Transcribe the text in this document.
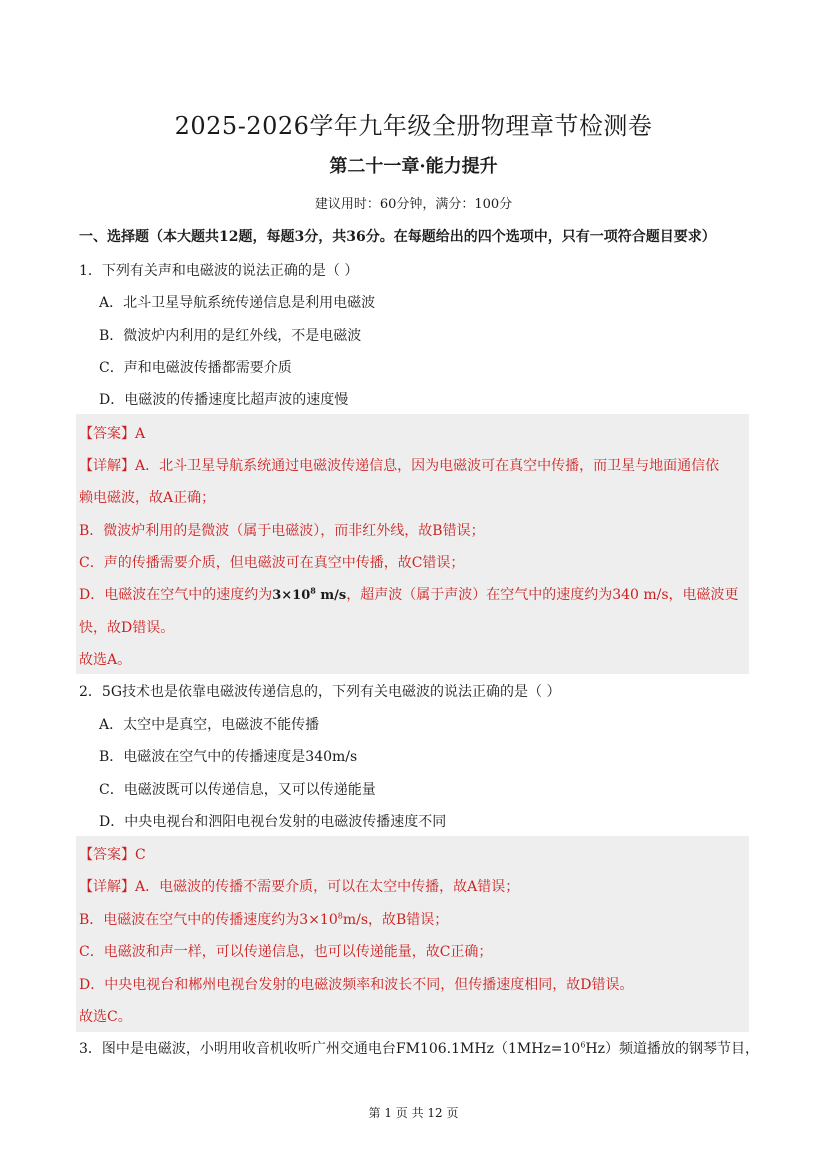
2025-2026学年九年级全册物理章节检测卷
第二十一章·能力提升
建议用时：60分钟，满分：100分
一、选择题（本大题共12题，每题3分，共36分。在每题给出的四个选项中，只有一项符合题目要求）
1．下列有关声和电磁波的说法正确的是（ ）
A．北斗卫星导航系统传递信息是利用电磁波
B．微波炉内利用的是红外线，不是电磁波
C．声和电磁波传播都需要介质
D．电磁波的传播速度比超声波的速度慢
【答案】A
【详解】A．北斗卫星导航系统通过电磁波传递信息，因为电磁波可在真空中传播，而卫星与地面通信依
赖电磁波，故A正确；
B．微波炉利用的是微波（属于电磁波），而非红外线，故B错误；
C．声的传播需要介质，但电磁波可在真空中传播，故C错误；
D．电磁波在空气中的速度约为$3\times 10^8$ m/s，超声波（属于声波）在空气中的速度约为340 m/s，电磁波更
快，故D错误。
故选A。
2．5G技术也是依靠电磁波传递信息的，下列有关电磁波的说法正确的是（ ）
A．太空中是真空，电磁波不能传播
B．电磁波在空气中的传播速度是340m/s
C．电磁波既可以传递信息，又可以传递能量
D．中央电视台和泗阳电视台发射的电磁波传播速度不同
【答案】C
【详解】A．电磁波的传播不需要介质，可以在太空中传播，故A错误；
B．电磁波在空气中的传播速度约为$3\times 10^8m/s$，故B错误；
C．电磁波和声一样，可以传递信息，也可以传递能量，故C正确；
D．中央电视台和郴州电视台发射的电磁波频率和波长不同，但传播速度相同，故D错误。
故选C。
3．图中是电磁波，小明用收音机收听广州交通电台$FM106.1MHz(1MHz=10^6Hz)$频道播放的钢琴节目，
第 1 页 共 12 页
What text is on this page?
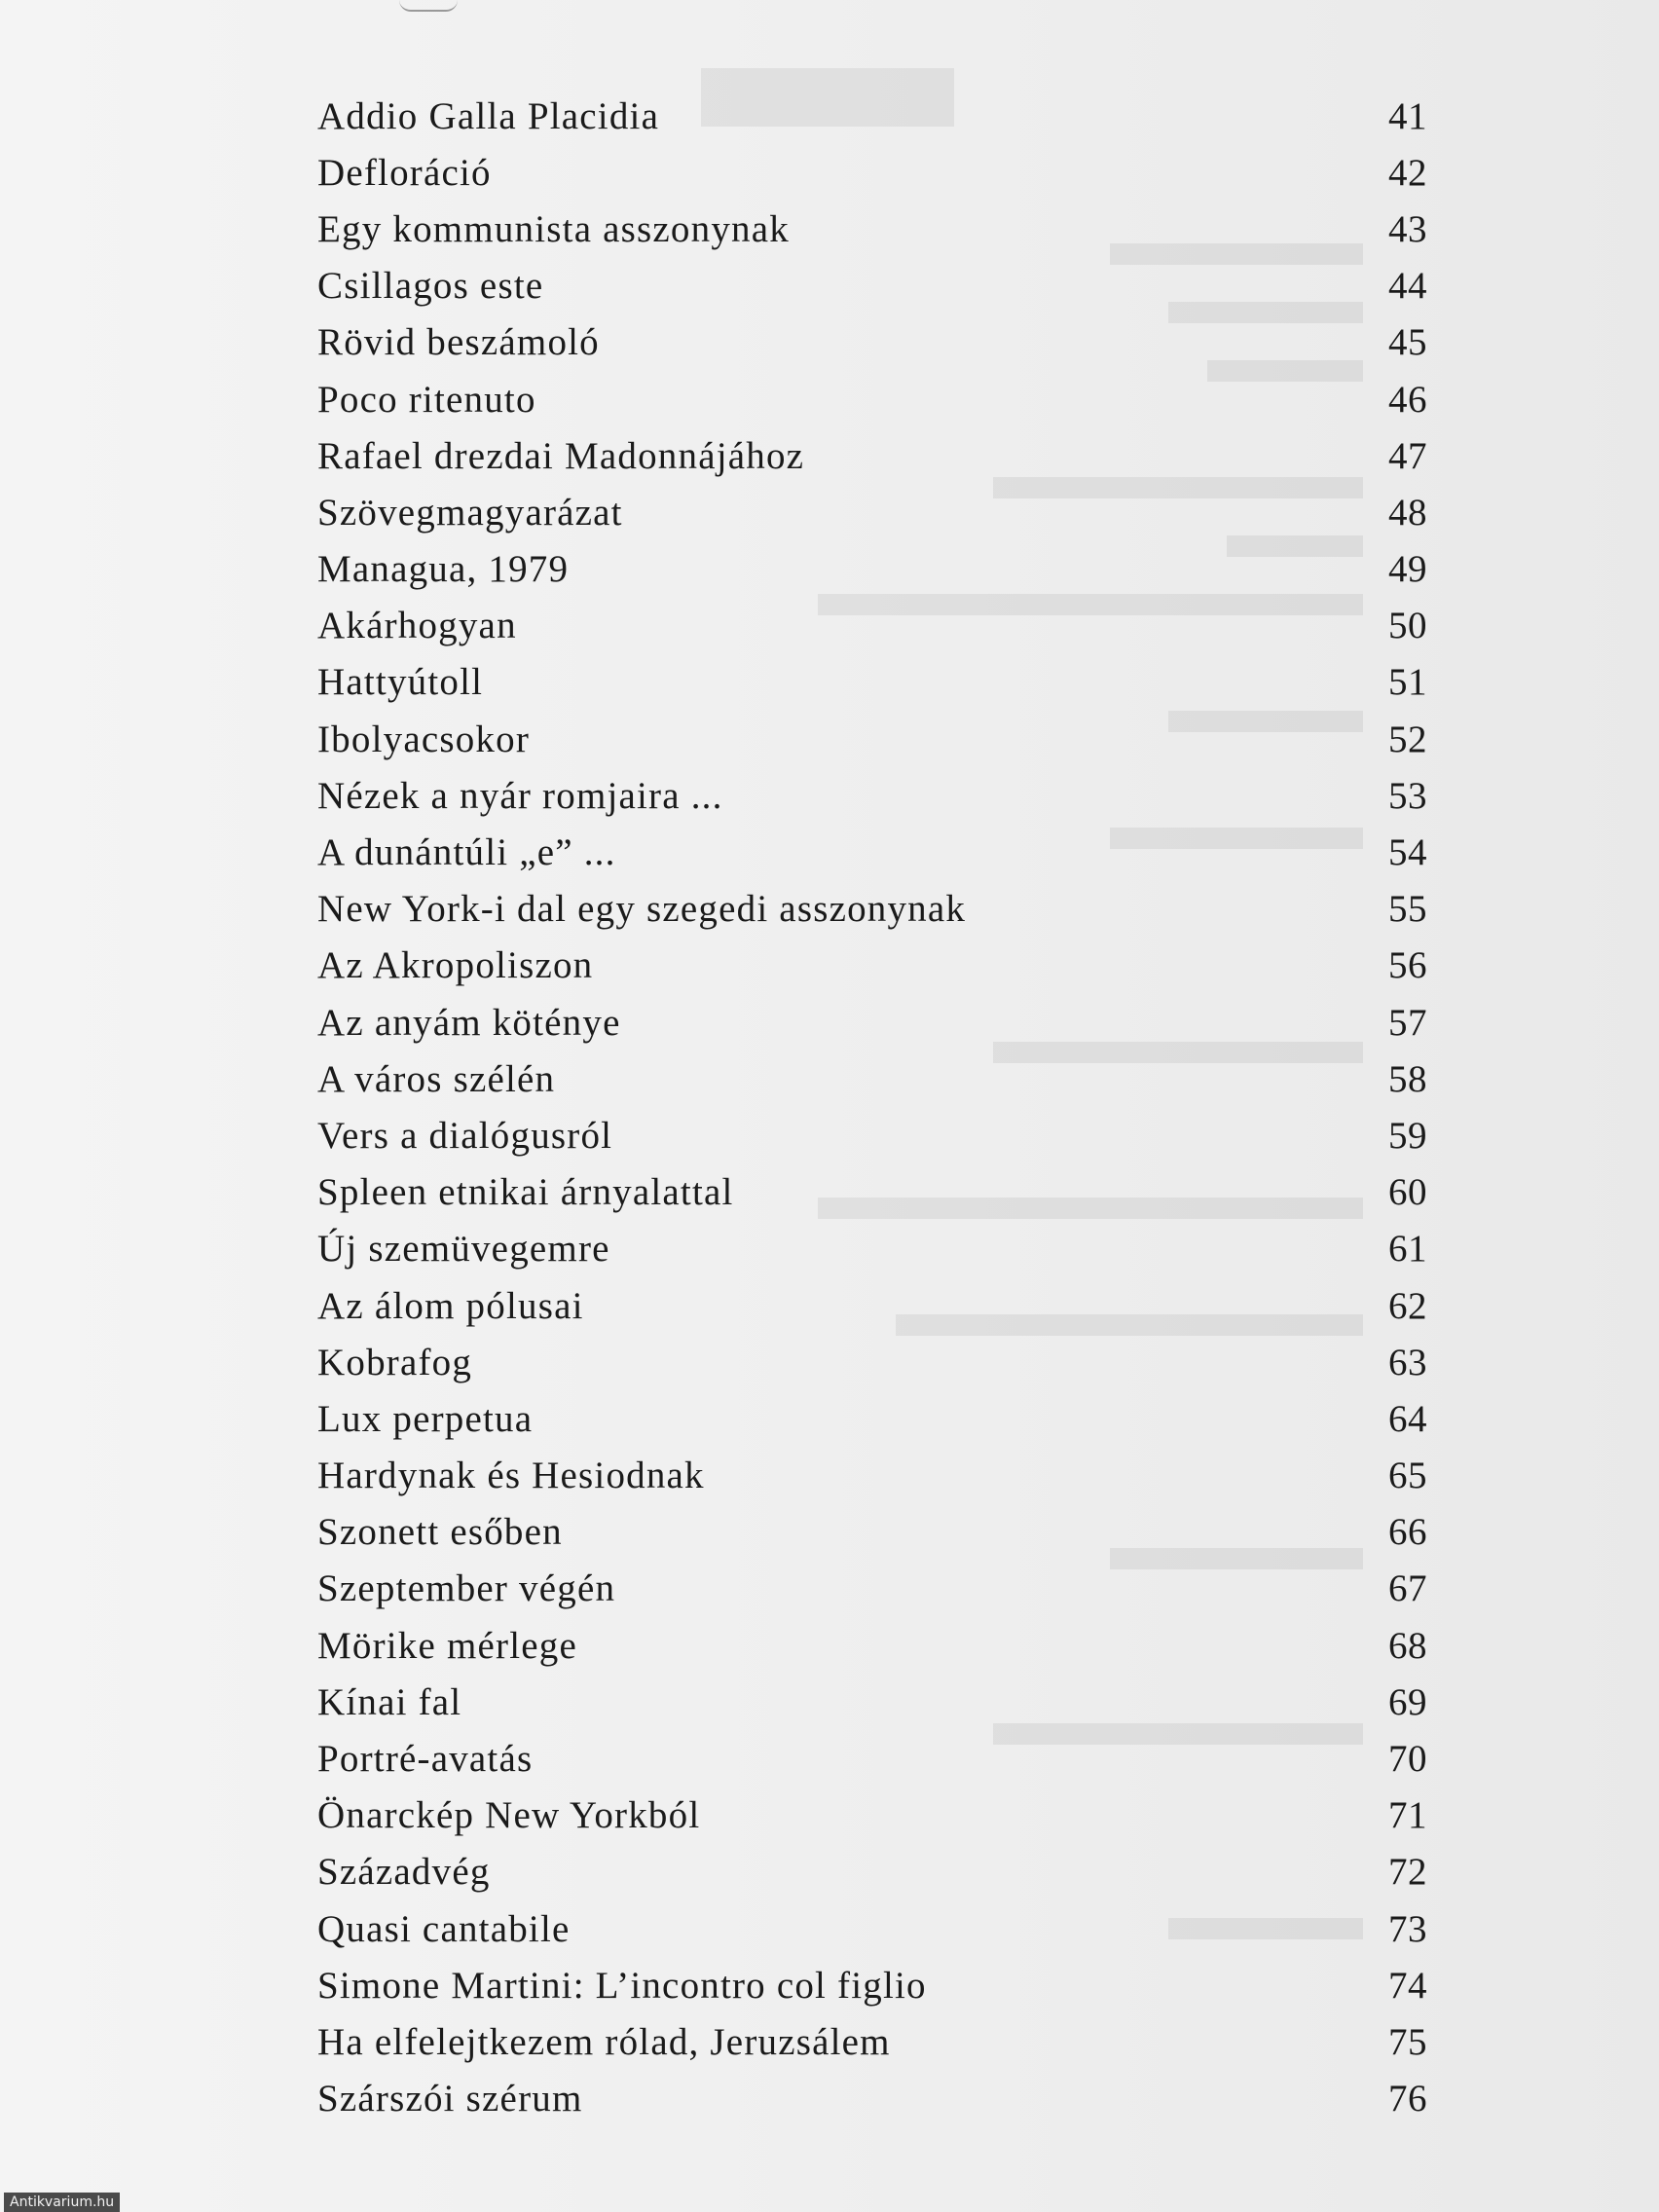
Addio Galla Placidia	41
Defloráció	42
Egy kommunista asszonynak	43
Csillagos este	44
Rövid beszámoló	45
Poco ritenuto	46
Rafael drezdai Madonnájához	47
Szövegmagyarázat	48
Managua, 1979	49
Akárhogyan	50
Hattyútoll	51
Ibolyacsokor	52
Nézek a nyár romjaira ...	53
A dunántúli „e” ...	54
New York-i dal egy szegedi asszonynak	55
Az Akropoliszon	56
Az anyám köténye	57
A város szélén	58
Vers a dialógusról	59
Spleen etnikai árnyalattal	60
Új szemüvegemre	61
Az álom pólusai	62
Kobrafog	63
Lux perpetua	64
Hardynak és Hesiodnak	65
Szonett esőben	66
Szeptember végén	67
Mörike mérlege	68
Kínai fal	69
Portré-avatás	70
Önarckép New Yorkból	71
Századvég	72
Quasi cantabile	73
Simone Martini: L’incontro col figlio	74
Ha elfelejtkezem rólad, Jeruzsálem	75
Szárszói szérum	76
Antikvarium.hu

________________

§ GOAL OF THE EXERCISE: Work through the records line by line and tally those with the word "故D错误". Report only the total.

§ EXERCISE SOLUTION: 2